Everything in the listing should be restated word for word.

Begin RECORDS FOR THIS TASK

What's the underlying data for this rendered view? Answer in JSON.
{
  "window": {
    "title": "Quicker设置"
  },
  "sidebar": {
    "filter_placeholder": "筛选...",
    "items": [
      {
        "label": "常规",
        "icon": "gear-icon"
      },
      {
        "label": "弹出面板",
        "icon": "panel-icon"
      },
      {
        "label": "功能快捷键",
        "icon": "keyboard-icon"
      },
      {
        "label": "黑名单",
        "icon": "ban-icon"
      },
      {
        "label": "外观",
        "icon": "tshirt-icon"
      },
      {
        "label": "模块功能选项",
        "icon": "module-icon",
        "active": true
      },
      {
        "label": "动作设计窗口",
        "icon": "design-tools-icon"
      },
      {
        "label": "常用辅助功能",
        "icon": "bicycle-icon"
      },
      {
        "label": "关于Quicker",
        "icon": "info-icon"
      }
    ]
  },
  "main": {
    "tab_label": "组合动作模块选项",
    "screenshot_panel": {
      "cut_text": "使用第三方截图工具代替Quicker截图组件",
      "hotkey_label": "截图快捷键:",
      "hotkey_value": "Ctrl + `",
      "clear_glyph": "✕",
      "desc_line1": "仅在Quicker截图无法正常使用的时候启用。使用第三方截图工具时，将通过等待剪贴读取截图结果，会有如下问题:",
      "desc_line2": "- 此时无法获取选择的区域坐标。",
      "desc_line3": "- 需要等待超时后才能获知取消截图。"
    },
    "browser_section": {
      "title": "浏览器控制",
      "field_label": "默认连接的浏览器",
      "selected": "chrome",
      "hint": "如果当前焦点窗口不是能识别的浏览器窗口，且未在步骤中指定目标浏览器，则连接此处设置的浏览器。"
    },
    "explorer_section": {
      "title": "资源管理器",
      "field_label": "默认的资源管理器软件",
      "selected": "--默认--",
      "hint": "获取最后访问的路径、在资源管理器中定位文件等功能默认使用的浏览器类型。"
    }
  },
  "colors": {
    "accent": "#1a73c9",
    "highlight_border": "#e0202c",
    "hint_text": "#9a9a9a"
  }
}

End RECORDS FOR THIS TASK

- [RESULT BELOW]
What's the underlying data for this rendered view? Answer in JSON.
{
  "window": {
    "title": "Quicker设置"
  },
  "sidebar": {
    "filter_placeholder": "筛选...",
    "items": [
      {
        "label": "常规",
        "icon": "gear-icon"
      },
      {
        "label": "弹出面板",
        "icon": "panel-icon"
      },
      {
        "label": "功能快捷键",
        "icon": "keyboard-icon"
      },
      {
        "label": "黑名单",
        "icon": "ban-icon"
      },
      {
        "label": "外观",
        "icon": "tshirt-icon"
      },
      {
        "label": "模块功能选项",
        "icon": "module-icon",
        "active": true
      },
      {
        "label": "动作设计窗口",
        "icon": "design-tools-icon"
      },
      {
        "label": "常用辅助功能",
        "icon": "bicycle-icon"
      },
      {
        "label": "关于Quicker",
        "icon": "info-icon"
      }
    ]
  },
  "main": {
    "tab_label": "组合动作模块选项",
    "screenshot_panel": {
      "cut_text": "使用第三方截图工具代替Quicker截图组件",
      "hotkey_label": "截图快捷键:",
      "hotkey_value": "Ctrl + `",
      "clear_glyph": "✕",
      "desc_line1": "仅在Quicker截图无法正常使用的时候启用。使用第三方截图工具时，将通过等待剪贴读取截图结果，会有如下问题:",
      "desc_line2": "- 此时无法获取选择的区域坐标。",
      "desc_line3": "- 需要等待超时后才能获知取消截图。"
    },
    "browser_section": {
      "title": "浏览器控制",
      "field_label": "默认连接的浏览器",
      "selected": "chrome",
      "hint": "如果当前焦点窗口不是能识别的浏览器窗口，且未在步骤中指定目标浏览器，则连接此处设置的浏览器。"
    },
    "explorer_section": {
      "title": "资源管理器",
      "field_label": "默认的资源管理器软件",
      "selected": "--默认--",
      "hint": "获取最后访问的路径、在资源管理器中定位文件等功能默认使用的浏览器类型。"
    }
  },
  "colors": {
    "accent": "#1a73c9",
    "highlight_border": "#e0202c",
    "hint_text": "#9a9a9a"
  }
}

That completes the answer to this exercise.